■ Recorded data

###

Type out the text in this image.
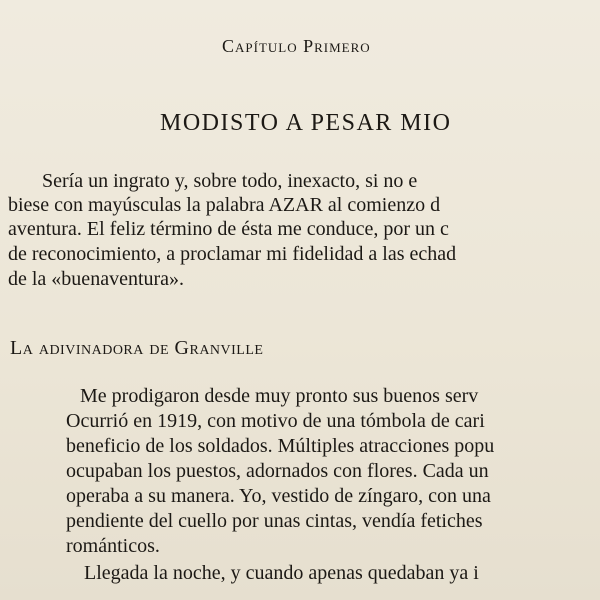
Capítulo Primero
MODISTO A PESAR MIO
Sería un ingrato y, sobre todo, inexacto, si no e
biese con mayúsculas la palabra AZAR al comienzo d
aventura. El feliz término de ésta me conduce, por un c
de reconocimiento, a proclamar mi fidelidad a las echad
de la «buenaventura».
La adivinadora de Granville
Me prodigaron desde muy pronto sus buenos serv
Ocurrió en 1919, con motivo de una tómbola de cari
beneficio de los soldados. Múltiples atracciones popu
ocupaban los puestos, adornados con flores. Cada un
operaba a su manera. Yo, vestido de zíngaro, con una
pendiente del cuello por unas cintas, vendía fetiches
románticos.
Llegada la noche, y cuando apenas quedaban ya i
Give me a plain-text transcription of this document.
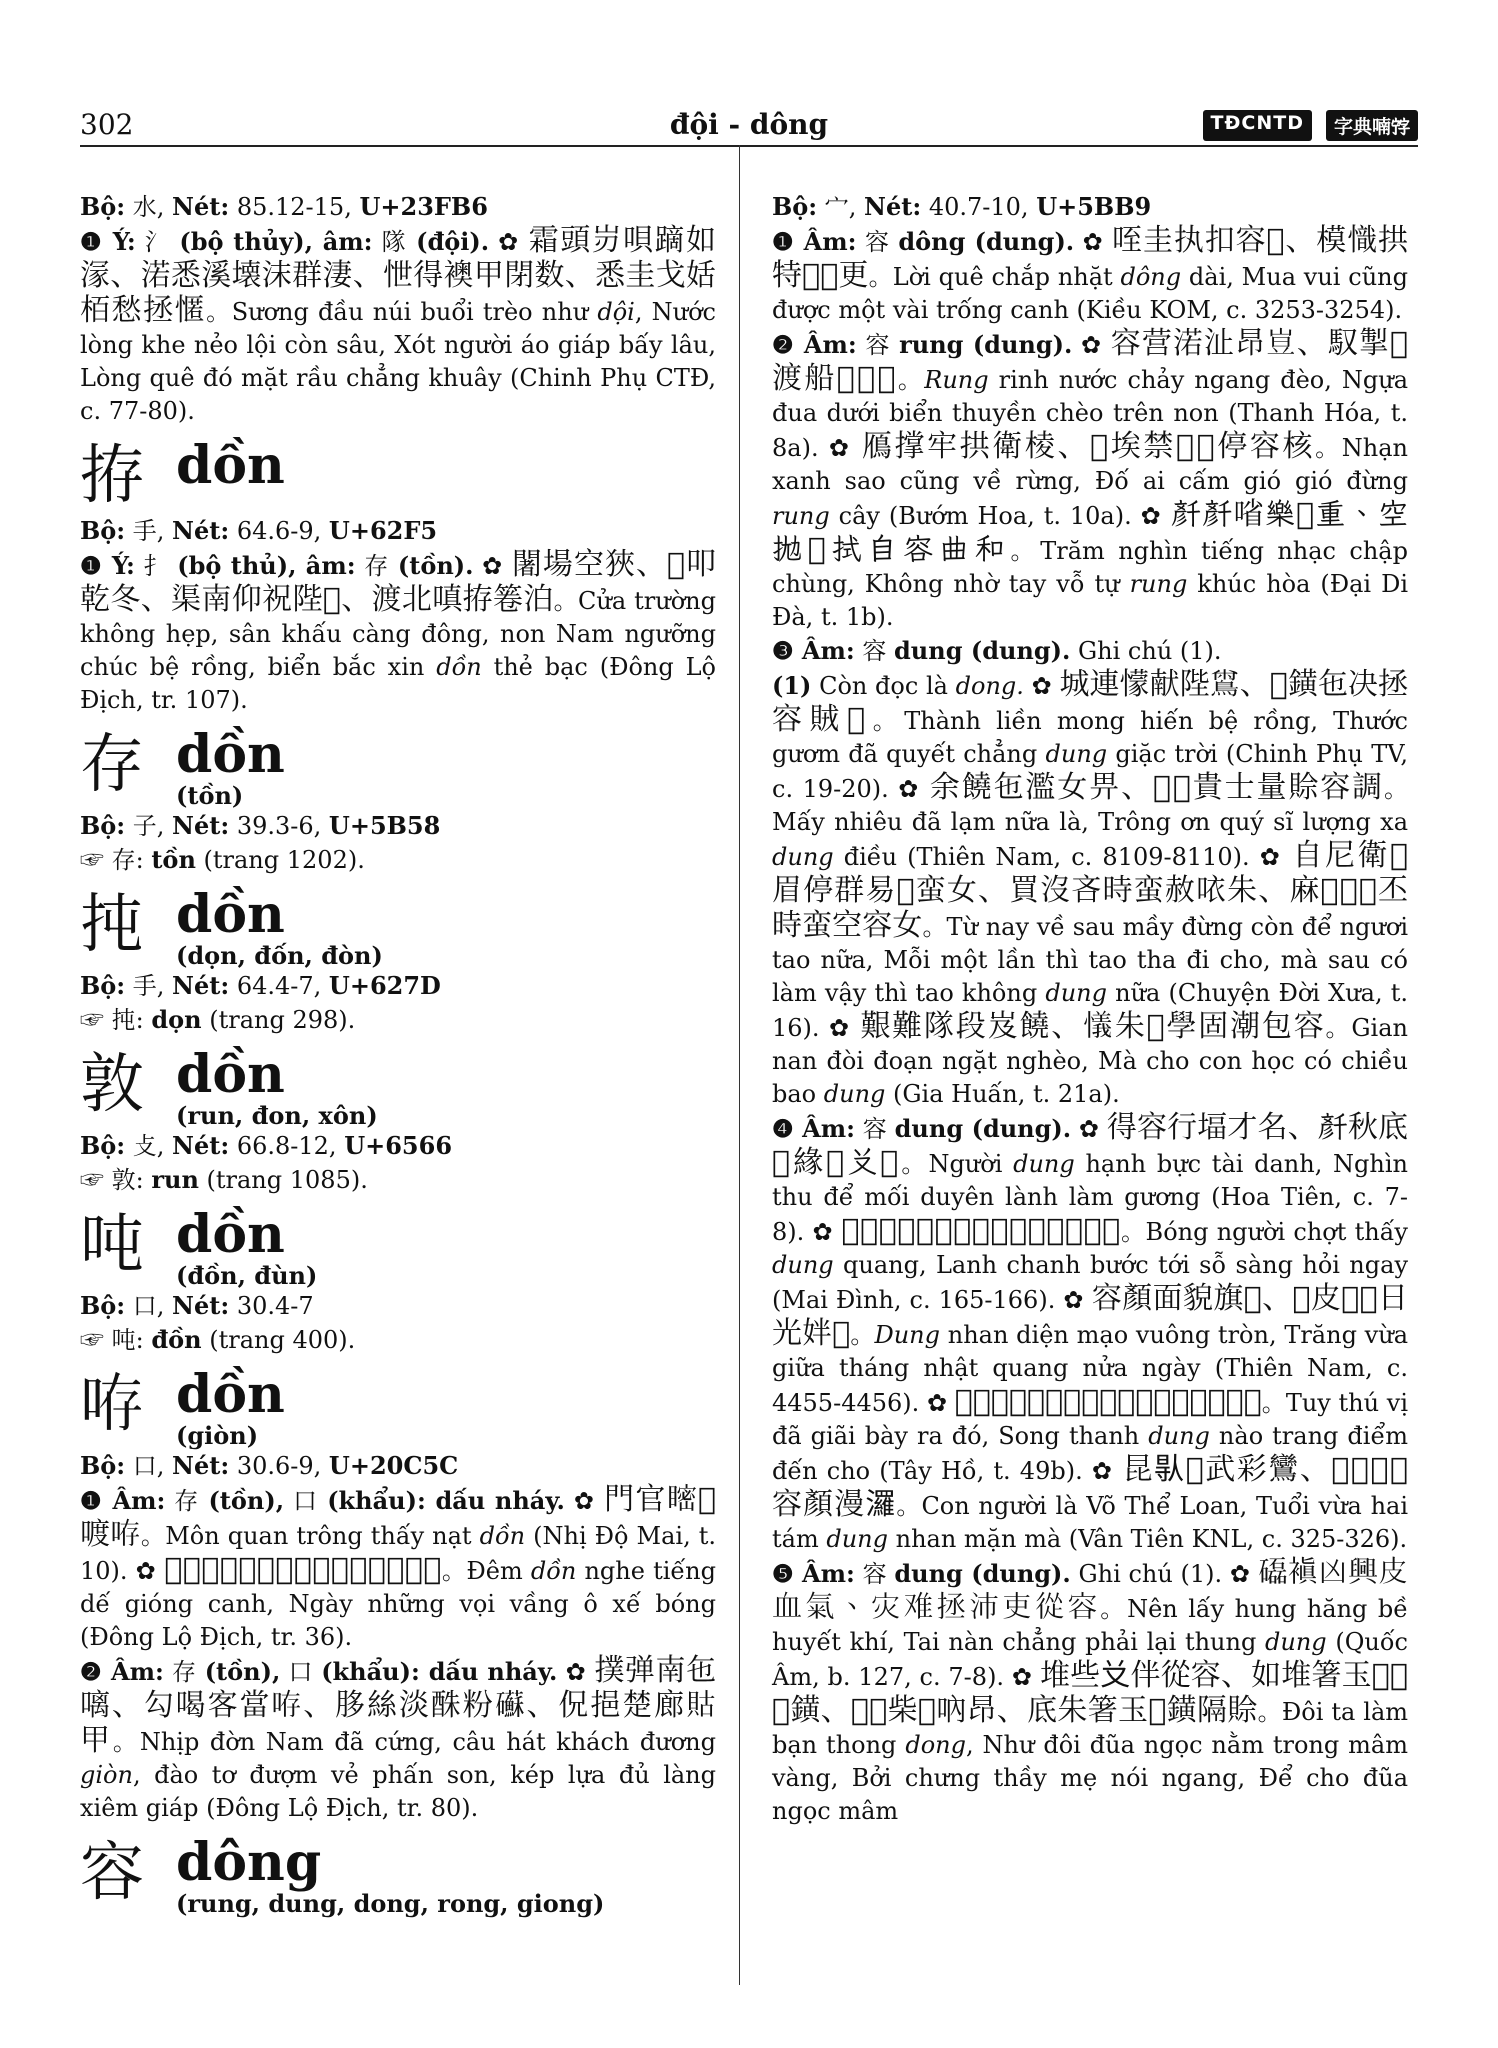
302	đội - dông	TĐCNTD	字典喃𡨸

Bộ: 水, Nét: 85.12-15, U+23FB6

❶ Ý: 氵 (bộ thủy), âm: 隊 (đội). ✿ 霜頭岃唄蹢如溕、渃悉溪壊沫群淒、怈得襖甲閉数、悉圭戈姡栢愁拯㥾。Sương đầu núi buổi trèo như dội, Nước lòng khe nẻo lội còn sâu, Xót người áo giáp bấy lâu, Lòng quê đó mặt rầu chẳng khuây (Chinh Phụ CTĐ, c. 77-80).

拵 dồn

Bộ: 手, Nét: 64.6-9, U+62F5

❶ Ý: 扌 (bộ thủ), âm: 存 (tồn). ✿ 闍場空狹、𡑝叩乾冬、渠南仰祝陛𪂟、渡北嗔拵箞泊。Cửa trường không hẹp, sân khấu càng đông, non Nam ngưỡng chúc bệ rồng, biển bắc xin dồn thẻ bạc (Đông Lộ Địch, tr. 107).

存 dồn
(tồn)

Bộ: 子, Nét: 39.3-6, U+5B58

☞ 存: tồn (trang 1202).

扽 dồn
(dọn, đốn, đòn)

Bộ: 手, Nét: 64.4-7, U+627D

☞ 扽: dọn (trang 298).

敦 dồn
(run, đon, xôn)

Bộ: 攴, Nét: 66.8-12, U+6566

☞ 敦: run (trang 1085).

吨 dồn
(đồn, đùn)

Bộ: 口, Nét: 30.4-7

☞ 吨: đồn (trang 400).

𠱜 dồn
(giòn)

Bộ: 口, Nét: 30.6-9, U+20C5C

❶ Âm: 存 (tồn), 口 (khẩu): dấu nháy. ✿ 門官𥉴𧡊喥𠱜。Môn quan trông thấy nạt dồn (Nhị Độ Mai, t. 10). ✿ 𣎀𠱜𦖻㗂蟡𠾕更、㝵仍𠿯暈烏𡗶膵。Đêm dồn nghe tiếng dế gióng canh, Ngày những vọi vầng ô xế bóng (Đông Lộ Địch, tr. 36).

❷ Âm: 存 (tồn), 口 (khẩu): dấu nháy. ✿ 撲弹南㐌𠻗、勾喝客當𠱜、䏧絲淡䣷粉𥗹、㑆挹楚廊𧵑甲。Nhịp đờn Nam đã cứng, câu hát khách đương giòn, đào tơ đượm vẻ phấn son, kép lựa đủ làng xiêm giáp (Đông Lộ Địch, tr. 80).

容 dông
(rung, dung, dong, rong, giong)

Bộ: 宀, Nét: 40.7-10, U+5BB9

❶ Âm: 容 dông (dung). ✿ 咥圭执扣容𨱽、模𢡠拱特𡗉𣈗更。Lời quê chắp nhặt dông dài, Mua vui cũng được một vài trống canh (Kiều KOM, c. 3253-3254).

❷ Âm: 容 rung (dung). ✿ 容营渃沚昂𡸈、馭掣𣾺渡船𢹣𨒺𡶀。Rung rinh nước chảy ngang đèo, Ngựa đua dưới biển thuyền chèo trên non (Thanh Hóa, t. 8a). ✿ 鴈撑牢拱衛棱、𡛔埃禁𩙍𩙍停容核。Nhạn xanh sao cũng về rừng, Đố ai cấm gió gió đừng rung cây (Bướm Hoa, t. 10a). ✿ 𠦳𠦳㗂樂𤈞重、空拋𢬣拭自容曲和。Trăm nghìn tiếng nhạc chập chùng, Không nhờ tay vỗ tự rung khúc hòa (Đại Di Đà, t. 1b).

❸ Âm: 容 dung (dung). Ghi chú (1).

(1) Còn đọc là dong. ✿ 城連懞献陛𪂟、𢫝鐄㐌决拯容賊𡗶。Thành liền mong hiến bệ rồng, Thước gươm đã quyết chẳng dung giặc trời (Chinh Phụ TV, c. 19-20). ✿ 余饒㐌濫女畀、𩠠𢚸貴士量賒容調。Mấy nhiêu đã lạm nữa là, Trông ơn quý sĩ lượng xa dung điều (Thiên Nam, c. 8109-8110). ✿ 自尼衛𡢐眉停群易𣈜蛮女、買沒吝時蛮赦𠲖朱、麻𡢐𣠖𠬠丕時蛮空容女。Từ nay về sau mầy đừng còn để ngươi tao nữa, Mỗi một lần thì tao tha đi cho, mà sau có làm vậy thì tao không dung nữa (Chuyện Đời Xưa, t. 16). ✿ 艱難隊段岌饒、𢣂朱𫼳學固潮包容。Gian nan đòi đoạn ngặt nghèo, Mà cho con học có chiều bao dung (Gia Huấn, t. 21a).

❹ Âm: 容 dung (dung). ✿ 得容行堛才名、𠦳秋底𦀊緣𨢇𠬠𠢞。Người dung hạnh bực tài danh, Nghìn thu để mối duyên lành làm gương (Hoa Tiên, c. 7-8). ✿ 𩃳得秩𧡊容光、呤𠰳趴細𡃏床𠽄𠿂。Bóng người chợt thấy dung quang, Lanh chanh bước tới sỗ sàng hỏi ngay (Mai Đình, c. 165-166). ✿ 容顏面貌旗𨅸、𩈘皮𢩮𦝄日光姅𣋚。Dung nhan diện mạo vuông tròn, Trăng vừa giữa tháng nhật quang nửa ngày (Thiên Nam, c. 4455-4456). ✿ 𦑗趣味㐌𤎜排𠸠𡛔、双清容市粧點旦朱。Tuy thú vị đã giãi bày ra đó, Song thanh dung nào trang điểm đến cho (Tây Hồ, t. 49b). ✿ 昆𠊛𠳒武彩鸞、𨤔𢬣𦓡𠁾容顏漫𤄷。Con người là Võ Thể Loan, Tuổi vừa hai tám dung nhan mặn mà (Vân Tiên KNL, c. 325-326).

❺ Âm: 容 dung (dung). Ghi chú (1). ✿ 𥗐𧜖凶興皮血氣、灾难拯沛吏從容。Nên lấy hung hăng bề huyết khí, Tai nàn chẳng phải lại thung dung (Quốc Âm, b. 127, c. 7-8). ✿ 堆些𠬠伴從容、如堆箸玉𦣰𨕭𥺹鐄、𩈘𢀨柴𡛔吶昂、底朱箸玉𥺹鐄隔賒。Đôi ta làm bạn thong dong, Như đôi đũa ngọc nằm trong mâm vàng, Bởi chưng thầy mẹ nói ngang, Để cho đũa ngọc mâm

###

■ DO THIS
Working from the listing above, pick out every line that has "chẳng" and copy it.

■ WRITTEN ANSWER
❶ Ý: 氵 (bộ thủy), âm: 隊 (đội). ✿ 霜頭岃唄蹢如溕、渃悉溪壊沫群淒、怈得襖甲閉数、悉圭戈姡栢愁拯㥾。Sương đầu núi buổi trèo như dội, Nước lòng khe nẻo lội còn sâu, Xót người áo giáp bấy lâu, Lòng quê đó mặt rầu chẳng khuây (Chinh Phụ CTĐ, c. 77-80).
(1) Còn đọc là dong. ✿ 城連懞献陛𪂟、𢫝鐄㐌决拯容賊𡗶。Thành liền mong hiến bệ rồng, Thước gươm đã quyết chẳng dung giặc trời (Chinh Phụ TV, c. 19-20). ✿ 余饒㐌濫女畀、𩠠𢚸貴士量賒容調。Mấy nhiêu đã lạm nữa là, Trông ơn quý sĩ lượng xa dung điều (Thiên Nam, c. 8109-8110). ✿ 自尼衛𡢐眉停群易𣈜蛮女、買沒吝時蛮赦𠲖朱、麻𡢐𣠖𠬠丕時蛮空容女。Từ nay về sau mầy đừng còn để ngươi tao nữa, Mỗi một lần thì tao tha đi cho, mà sau có làm vậy thì tao không dung nữa (Chuyện Đời Xưa, t. 16). ✿ 艱難隊段岌饒、𢣂朱𫼳學固潮包容。Gian nan đòi đoạn ngặt nghèo, Mà cho con học có chiều bao dung (Gia Huấn, t. 21a).
❺ Âm: 容 dung (dung). Ghi chú (1). ✿ 𥗐𧜖凶興皮血氣、灾难拯沛吏從容。Nên lấy hung hăng bề huyết khí, Tai nàn chẳng phải lại thung dung (Quốc Âm, b. 127, c. 7-8). ✿ 堆些𠬠伴從容、如堆箸玉𦣰𨕭𥺹鐄、𩈘𢀨柴𡛔吶昂、底朱箸玉𥺹鐄隔賒。Đôi ta làm bạn thong dong, Như đôi đũa ngọc nằm trong mâm vàng, Bởi chưng thầy mẹ nói ngang, Để cho đũa ngọc mâm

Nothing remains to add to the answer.